>>>>>

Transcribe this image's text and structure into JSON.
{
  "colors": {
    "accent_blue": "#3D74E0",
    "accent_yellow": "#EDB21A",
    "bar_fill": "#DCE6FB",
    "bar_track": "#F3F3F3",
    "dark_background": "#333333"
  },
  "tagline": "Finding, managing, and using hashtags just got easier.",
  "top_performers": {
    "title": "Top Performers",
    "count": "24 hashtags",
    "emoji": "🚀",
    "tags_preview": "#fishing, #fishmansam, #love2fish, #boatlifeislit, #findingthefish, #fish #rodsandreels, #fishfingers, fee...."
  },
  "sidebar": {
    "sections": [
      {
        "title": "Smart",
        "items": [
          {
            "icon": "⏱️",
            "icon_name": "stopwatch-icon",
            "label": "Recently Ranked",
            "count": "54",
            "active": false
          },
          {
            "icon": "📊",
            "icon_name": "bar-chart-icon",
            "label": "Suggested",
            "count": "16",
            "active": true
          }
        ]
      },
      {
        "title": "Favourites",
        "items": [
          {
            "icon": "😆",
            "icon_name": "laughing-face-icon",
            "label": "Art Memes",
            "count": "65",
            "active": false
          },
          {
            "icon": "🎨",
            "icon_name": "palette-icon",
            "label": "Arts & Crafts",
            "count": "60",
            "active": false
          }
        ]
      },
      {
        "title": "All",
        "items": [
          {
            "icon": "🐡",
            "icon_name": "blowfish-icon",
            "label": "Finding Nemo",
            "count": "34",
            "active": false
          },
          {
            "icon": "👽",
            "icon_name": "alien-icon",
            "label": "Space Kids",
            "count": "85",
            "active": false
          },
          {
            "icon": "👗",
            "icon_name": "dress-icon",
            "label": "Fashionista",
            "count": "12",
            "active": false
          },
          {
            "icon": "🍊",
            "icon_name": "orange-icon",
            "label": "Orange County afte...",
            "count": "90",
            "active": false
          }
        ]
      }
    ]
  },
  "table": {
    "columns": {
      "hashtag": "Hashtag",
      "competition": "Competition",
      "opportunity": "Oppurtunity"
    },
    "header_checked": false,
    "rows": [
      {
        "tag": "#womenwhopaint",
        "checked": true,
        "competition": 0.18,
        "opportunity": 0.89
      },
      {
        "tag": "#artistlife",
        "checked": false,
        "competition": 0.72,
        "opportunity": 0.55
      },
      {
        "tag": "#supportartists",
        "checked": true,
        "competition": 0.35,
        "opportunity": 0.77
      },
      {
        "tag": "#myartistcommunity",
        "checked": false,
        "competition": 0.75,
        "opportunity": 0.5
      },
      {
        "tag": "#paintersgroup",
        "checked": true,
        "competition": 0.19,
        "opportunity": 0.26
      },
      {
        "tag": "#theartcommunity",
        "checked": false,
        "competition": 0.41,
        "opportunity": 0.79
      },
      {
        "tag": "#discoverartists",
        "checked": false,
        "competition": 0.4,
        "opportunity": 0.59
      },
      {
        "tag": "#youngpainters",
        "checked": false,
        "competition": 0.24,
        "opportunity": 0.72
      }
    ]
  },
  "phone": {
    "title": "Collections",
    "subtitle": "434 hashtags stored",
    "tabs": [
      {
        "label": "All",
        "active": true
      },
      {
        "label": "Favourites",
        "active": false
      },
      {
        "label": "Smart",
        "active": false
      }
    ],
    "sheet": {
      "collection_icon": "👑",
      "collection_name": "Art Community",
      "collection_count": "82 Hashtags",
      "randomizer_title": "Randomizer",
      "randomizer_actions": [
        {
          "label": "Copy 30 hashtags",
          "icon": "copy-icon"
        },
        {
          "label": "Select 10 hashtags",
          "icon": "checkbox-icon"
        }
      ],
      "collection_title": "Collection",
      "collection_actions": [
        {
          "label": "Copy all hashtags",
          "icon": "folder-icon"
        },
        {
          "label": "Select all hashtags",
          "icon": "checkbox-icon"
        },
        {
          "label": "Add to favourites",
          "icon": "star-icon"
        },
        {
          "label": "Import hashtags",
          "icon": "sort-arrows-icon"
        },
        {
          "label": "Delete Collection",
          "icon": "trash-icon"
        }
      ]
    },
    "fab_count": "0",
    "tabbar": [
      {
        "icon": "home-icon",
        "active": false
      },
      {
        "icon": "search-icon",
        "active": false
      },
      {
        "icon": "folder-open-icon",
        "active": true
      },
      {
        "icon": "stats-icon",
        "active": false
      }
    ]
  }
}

<<<<<

- To do -
The records above should be duplicated in full, exactly as given.

- Answer to the exercise -
Transcribe this image's text and structure into JSON.
{
  "colors": {
    "accent_blue": "#3D74E0",
    "accent_yellow": "#EDB21A",
    "bar_fill": "#DCE6FB",
    "bar_track": "#F3F3F3",
    "dark_background": "#333333"
  },
  "tagline": "Finding, managing, and using hashtags just got easier.",
  "top_performers": {
    "title": "Top Performers",
    "count": "24 hashtags",
    "emoji": "🚀",
    "tags_preview": "#fishing, #fishmansam, #love2fish, #boatlifeislit, #findingthefish, #fish #rodsandreels, #fishfingers, fee...."
  },
  "sidebar": {
    "sections": [
      {
        "title": "Smart",
        "items": [
          {
            "icon": "⏱️",
            "icon_name": "stopwatch-icon",
            "label": "Recently Ranked",
            "count": "54",
            "active": false
          },
          {
            "icon": "📊",
            "icon_name": "bar-chart-icon",
            "label": "Suggested",
            "count": "16",
            "active": true
          }
        ]
      },
      {
        "title": "Favourites",
        "items": [
          {
            "icon": "😆",
            "icon_name": "laughing-face-icon",
            "label": "Art Memes",
            "count": "65",
            "active": false
          },
          {
            "icon": "🎨",
            "icon_name": "palette-icon",
            "label": "Arts & Crafts",
            "count": "60",
            "active": false
          }
        ]
      },
      {
        "title": "All",
        "items": [
          {
            "icon": "🐡",
            "icon_name": "blowfish-icon",
            "label": "Finding Nemo",
            "count": "34",
            "active": false
          },
          {
            "icon": "👽",
            "icon_name": "alien-icon",
            "label": "Space Kids",
            "count": "85",
            "active": false
          },
          {
            "icon": "👗",
            "icon_name": "dress-icon",
            "label": "Fashionista",
            "count": "12",
            "active": false
          },
          {
            "icon": "🍊",
            "icon_name": "orange-icon",
            "label": "Orange County afte...",
            "count": "90",
            "active": false
          }
        ]
      }
    ]
  },
  "table": {
    "columns": {
      "hashtag": "Hashtag",
      "competition": "Competition",
      "opportunity": "Oppurtunity"
    },
    "header_checked": false,
    "rows": [
      {
        "tag": "#womenwhopaint",
        "checked": true,
        "competition": 0.18,
        "opportunity": 0.89
      },
      {
        "tag": "#artistlife",
        "checked": false,
        "competition": 0.72,
        "opportunity": 0.55
      },
      {
        "tag": "#supportartists",
        "checked": true,
        "competition": 0.35,
        "opportunity": 0.77
      },
      {
        "tag": "#myartistcommunity",
        "checked": false,
        "competition": 0.75,
        "opportunity": 0.5
      },
      {
        "tag": "#paintersgroup",
        "checked": true,
        "competition": 0.19,
        "opportunity": 0.26
      },
      {
        "tag": "#theartcommunity",
        "checked": false,
        "competition": 0.41,
        "opportunity": 0.79
      },
      {
        "tag": "#discoverartists",
        "checked": false,
        "competition": 0.4,
        "opportunity": 0.59
      },
      {
        "tag": "#youngpainters",
        "checked": false,
        "competition": 0.24,
        "opportunity": 0.72
      }
    ]
  },
  "phone": {
    "title": "Collections",
    "subtitle": "434 hashtags stored",
    "tabs": [
      {
        "label": "All",
        "active": true
      },
      {
        "label": "Favourites",
        "active": false
      },
      {
        "label": "Smart",
        "active": false
      }
    ],
    "sheet": {
      "collection_icon": "👑",
      "collection_name": "Art Community",
      "collection_count": "82 Hashtags",
      "randomizer_title": "Randomizer",
      "randomizer_actions": [
        {
          "label": "Copy 30 hashtags",
          "icon": "copy-icon"
        },
        {
          "label": "Select 10 hashtags",
          "icon": "checkbox-icon"
        }
      ],
      "collection_title": "Collection",
      "collection_actions": [
        {
          "label": "Copy all hashtags",
          "icon": "folder-icon"
        },
        {
          "label": "Select all hashtags",
          "icon": "checkbox-icon"
        },
        {
          "label": "Add to favourites",
          "icon": "star-icon"
        },
        {
          "label": "Import hashtags",
          "icon": "sort-arrows-icon"
        },
        {
          "label": "Delete Collection",
          "icon": "trash-icon"
        }
      ]
    },
    "fab_count": "0",
    "tabbar": [
      {
        "icon": "home-icon",
        "active": false
      },
      {
        "icon": "search-icon",
        "active": false
      },
      {
        "icon": "folder-open-icon",
        "active": true
      },
      {
        "icon": "stats-icon",
        "active": false
      }
    ]
  }
}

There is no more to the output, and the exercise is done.